CHALLENGE 1 ▸ In the text on signalized intersection delay, which method of estimating delay is called the most practical and convenient?
CHALLENGE 2 ▸ From the text on signalized intersection delay, write out the passage from "Delay can be" up to and including "various traffic conditions.", word for word.

TEXT EXTRACT ▸
--

Analytical Delay Models for Signalized Intersections

[Pages:35]Analytical Delay Models for Signalized Intersections

Ali Payidar Akgungor and A. Graham R. Bullen

INTRODUCTION

Delay is the most important measure of effectiveness (MOE) at a signalized intersection because it relates to the amount of lost travel time, fuel consumption, and the frustration and discomfort of drivers. Delay also can compare the performances of an intersection under different control, demand and operating conditions. The accurate prediction of delay is, therefore, very important, but its accurate estimation is difficult due to random traffic flows and other uncontrollable factors.

Delay can be estimated by measurement in the field, simulation, and analytical models. Of these methods, analytical estimation is the most practical and convenient. In estimating of delay at signalized intersections, a number of analytical models have been proposed and developed using different assumptions for various traffic conditions.

--

DATA LISTING ▸
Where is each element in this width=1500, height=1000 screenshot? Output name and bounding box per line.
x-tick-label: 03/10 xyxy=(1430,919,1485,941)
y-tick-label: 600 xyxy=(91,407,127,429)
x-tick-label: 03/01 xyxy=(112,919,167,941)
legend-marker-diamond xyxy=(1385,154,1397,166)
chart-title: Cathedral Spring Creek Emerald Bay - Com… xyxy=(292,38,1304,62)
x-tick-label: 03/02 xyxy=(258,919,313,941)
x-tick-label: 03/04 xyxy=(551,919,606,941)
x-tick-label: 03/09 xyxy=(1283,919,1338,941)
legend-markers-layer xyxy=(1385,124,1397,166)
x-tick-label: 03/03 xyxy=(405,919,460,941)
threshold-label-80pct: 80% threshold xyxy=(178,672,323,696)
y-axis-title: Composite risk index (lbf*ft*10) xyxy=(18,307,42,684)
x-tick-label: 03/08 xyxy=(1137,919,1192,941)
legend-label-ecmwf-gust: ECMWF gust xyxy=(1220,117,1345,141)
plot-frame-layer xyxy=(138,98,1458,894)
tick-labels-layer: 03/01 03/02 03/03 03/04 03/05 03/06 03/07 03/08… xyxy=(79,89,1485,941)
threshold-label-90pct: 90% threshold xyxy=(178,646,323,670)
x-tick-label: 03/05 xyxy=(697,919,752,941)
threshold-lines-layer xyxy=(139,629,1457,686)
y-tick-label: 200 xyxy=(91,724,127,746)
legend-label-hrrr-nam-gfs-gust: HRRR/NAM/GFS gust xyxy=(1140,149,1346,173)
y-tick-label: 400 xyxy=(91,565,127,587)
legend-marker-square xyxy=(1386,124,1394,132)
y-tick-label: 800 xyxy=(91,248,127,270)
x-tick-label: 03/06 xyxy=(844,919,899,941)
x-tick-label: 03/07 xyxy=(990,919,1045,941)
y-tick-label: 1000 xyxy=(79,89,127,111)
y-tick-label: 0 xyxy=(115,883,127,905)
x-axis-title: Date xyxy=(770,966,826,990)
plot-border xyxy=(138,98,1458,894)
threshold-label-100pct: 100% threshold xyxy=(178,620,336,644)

--

SOLUTION 1 ▸ Analytical estimation.

SOLUTION 2 ▸
Delay can be estimated by measurement in the field, simulation, and analytical models. Of these methods, analytical estimation is the most practical and convenient. In estimating of delay at signalized intersections, a number of analytical models have been proposed and developed using different assumptions for various traffic conditions.